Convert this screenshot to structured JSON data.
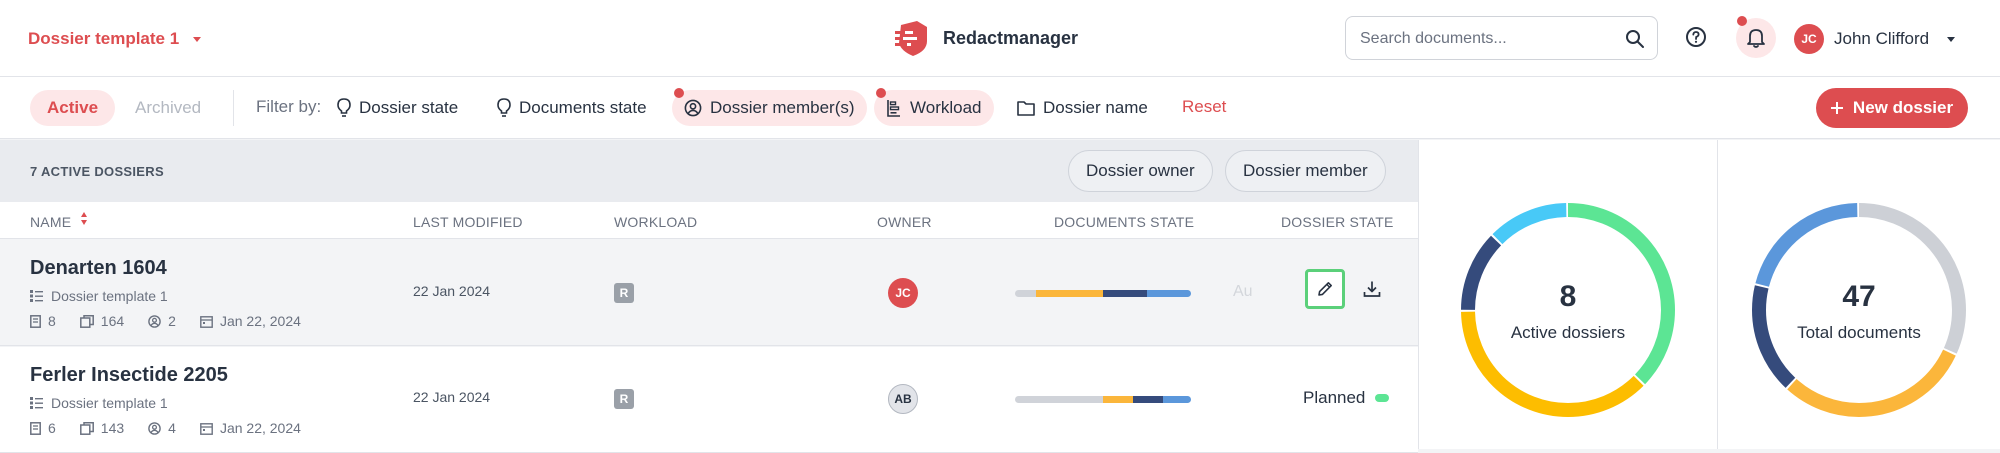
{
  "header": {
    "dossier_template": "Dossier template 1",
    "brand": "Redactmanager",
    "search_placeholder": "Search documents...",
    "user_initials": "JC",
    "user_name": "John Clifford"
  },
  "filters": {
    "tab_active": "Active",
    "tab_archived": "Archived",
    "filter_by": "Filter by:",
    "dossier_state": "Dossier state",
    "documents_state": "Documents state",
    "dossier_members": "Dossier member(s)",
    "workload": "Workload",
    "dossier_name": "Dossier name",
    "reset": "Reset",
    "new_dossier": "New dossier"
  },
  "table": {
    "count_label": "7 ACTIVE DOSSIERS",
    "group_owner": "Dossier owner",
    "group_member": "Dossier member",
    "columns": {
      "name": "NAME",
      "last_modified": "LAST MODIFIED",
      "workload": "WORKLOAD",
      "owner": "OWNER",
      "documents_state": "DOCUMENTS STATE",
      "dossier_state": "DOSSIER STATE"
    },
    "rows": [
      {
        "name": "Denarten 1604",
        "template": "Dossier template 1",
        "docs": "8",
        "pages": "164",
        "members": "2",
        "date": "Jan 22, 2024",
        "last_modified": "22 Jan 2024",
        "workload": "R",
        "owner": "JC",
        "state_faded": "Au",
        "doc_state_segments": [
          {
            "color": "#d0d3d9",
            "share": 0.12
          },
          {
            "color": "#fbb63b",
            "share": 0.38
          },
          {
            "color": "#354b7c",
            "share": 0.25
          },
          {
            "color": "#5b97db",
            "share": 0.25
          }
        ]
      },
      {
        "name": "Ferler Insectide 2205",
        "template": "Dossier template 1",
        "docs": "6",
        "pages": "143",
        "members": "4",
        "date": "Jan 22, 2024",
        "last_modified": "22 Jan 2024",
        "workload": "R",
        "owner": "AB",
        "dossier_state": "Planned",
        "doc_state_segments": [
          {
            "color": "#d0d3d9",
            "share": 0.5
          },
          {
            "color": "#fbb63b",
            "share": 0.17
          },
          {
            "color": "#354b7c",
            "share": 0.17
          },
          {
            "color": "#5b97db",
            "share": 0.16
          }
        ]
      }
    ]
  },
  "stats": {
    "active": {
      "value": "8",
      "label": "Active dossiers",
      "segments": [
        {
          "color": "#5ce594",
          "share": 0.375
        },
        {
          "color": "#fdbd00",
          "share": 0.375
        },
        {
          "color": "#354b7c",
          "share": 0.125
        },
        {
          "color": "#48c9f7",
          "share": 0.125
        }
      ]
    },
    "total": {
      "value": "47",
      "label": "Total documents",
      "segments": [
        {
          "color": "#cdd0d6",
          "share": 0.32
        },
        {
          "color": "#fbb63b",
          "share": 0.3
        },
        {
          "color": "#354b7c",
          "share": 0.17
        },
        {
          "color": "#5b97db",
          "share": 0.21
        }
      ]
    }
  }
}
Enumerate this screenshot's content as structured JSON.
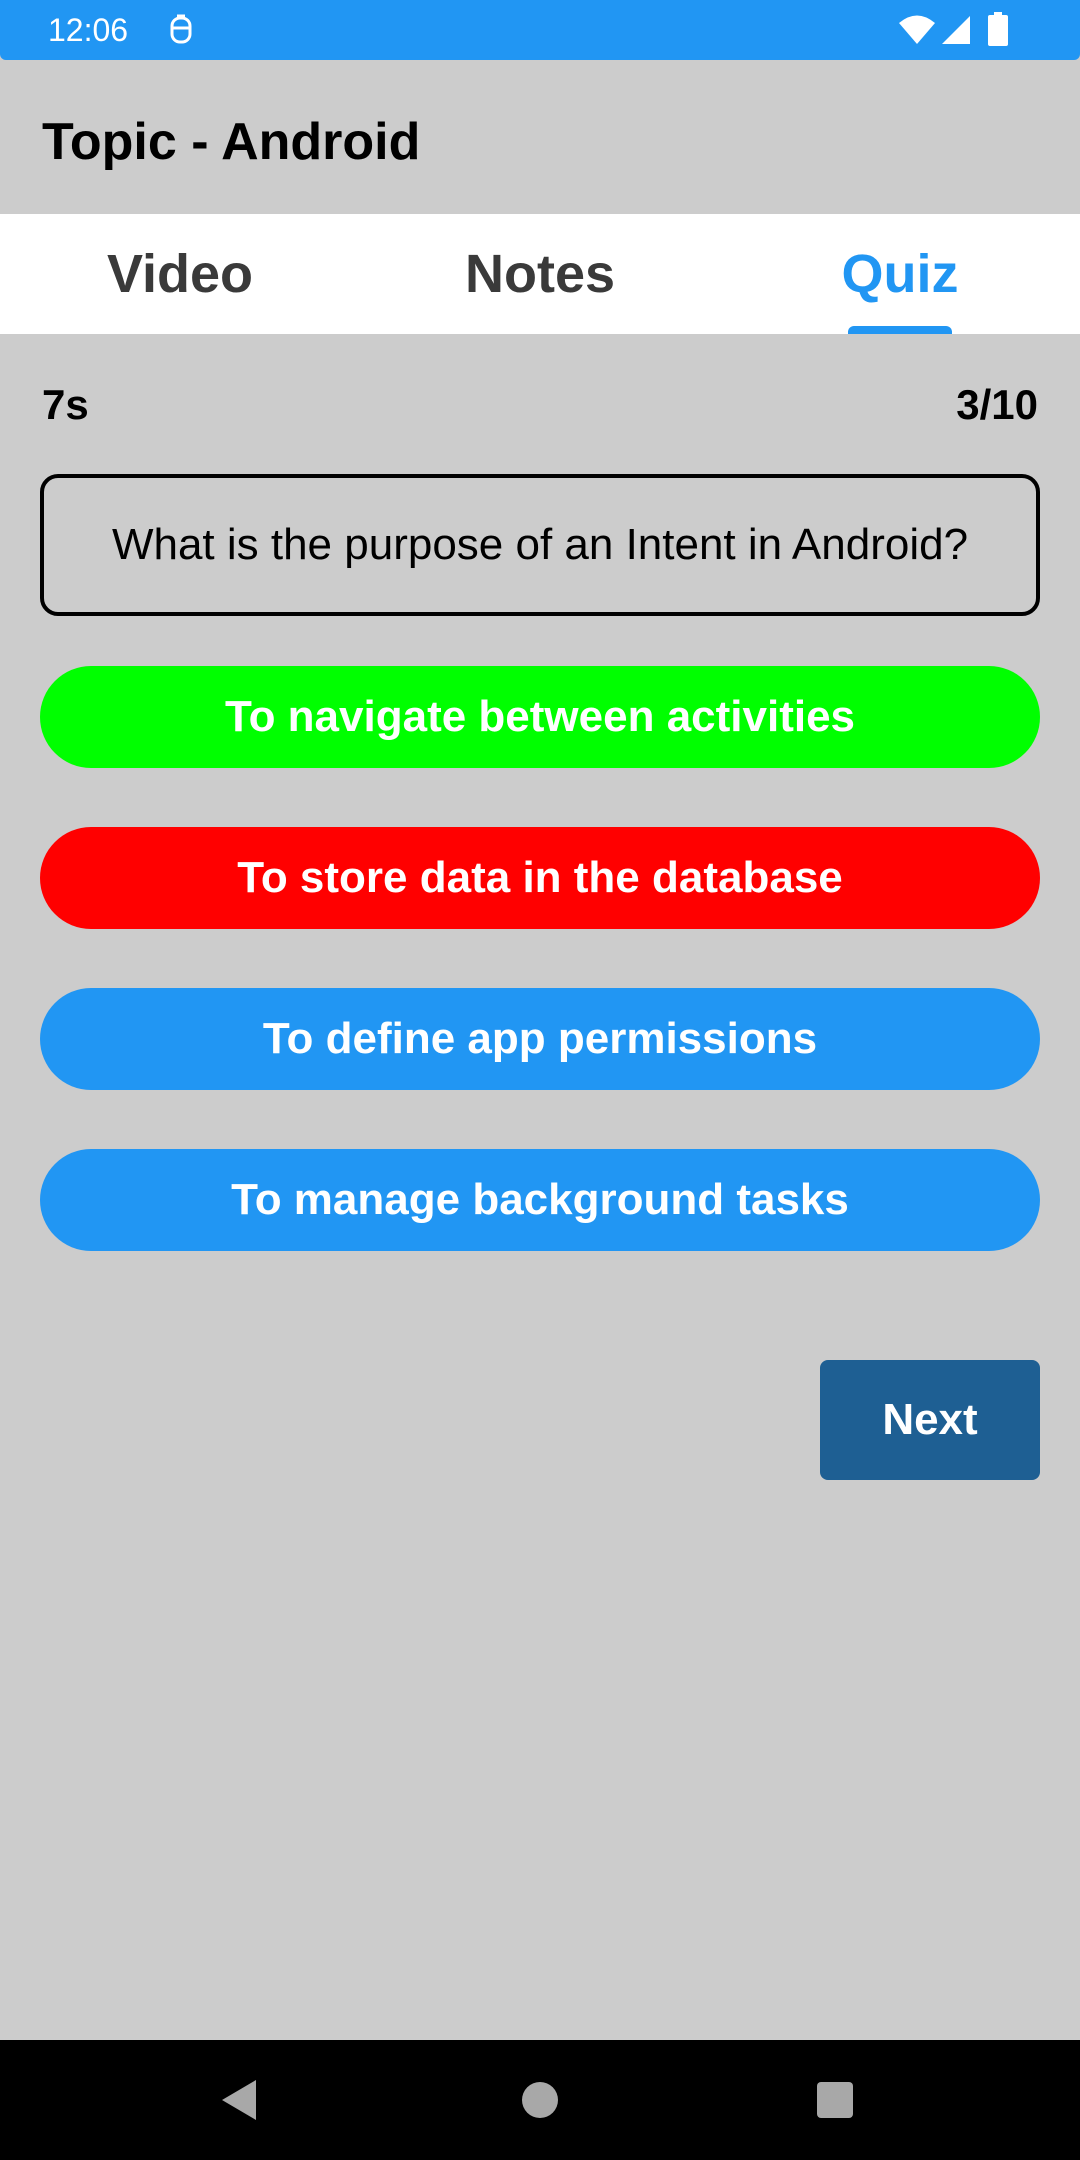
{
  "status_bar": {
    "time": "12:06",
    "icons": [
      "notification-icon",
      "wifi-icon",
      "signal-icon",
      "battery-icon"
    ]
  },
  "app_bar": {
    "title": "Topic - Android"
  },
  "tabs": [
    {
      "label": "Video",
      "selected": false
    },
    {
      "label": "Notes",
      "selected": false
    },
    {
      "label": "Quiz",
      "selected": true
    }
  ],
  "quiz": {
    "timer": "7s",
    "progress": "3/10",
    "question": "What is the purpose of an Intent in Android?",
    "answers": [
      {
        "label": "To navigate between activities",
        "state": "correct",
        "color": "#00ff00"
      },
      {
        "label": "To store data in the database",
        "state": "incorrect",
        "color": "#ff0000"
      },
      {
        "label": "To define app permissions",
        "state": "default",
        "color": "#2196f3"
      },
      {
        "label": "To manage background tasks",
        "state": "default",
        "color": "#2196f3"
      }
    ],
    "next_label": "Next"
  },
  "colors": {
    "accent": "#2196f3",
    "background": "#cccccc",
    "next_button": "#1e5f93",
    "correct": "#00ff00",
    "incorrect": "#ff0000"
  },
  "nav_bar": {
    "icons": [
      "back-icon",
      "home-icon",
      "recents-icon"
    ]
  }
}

-- -- --

## Problem
Make a verbatim copy of all the entries and strip out the pictures.

## Written answer
Convert this screenshot to structured JSON data.
{
  "header": {
    "dossier_template": "Dossier template 1",
    "brand": "Redactmanager",
    "search_placeholder": "Search documents...",
    "user_initials": "JC",
    "user_name": "John Clifford"
  },
  "filters": {
    "tab_active": "Active",
    "tab_archived": "Archived",
    "filter_by": "Filter by:",
    "dossier_state": "Dossier state",
    "documents_state": "Documents state",
    "dossier_members": "Dossier member(s)",
    "workload": "Workload",
    "dossier_name": "Dossier name",
    "reset": "Reset",
    "new_dossier": "New dossier"
  },
  "table": {
    "count_label": "7 ACTIVE DOSSIERS",
    "group_owner": "Dossier owner",
    "group_member": "Dossier member",
    "columns": {
      "name": "NAME",
      "last_modified": "LAST MODIFIED",
      "workload": "WORKLOAD",
      "owner": "OWNER",
      "documents_state": "DOCUMENTS STATE",
      "dossier_state": "DOSSIER STATE"
    },
    "rows": [
      {
        "name": "Denarten 1604",
        "template": "Dossier template 1",
        "docs": "8",
        "pages": "164",
        "members": "2",
        "date": "Jan 22, 2024",
        "last_modified": "22 Jan 2024",
        "workload": "R",
        "owner": "JC",
        "state_faded": "Au",
        "doc_state_segments": [
          {
            "color": "#d0d3d9",
            "share": 0.12
          },
          {
            "color": "#fbb63b",
            "share": 0.38
          },
          {
            "color": "#354b7c",
            "share": 0.25
          },
          {
            "color": "#5b97db",
            "share": 0.25
          }
        ]
      },
      {
        "name": "Ferler Insectide 2205",
        "template": "Dossier template 1",
        "docs": "6",
        "pages": "143",
        "members": "4",
        "date": "Jan 22, 2024",
        "last_modified": "22 Jan 2024",
        "workload": "R",
        "owner": "AB",
        "dossier_state": "Planned",
        "doc_state_segments": [
          {
            "color": "#d0d3d9",
            "share": 0.5
          },
          {
            "color": "#fbb63b",
            "share": 0.17
          },
          {
            "color": "#354b7c",
            "share": 0.17
          },
          {
            "color": "#5b97db",
            "share": 0.16
          }
        ]
      }
    ]
  },
  "stats": {
    "active": {
      "value": "8",
      "label": "Active dossiers",
      "segments": [
        {
          "color": "#5ce594",
          "share": 0.375
        },
        {
          "color": "#fdbd00",
          "share": 0.375
        },
        {
          "color": "#354b7c",
          "share": 0.125
        },
        {
          "color": "#48c9f7",
          "share": 0.125
        }
      ]
    },
    "total": {
      "value": "47",
      "label": "Total documents",
      "segments": [
        {
          "color": "#cdd0d6",
          "share": 0.32
        },
        {
          "color": "#fbb63b",
          "share": 0.3
        },
        {
          "color": "#354b7c",
          "share": 0.17
        },
        {
          "color": "#5b97db",
          "share": 0.21
        }
      ]
    }
  }
}
Enumerate this screenshot's content as structured JSON.
{
  "status_bar": {
    "time": "12:06",
    "icons": [
      "notification-icon",
      "wifi-icon",
      "signal-icon",
      "battery-icon"
    ]
  },
  "app_bar": {
    "title": "Topic - Android"
  },
  "tabs": [
    {
      "label": "Video",
      "selected": false
    },
    {
      "label": "Notes",
      "selected": false
    },
    {
      "label": "Quiz",
      "selected": true
    }
  ],
  "quiz": {
    "timer": "7s",
    "progress": "3/10",
    "question": "What is the purpose of an Intent in Android?",
    "answers": [
      {
        "label": "To navigate between activities",
        "state": "correct",
        "color": "#00ff00"
      },
      {
        "label": "To store data in the database",
        "state": "incorrect",
        "color": "#ff0000"
      },
      {
        "label": "To define app permissions",
        "state": "default",
        "color": "#2196f3"
      },
      {
        "label": "To manage background tasks",
        "state": "default",
        "color": "#2196f3"
      }
    ],
    "next_label": "Next"
  },
  "colors": {
    "accent": "#2196f3",
    "background": "#cccccc",
    "next_button": "#1e5f93",
    "correct": "#00ff00",
    "incorrect": "#ff0000"
  },
  "nav_bar": {
    "icons": [
      "back-icon",
      "home-icon",
      "recents-icon"
    ]
  }
}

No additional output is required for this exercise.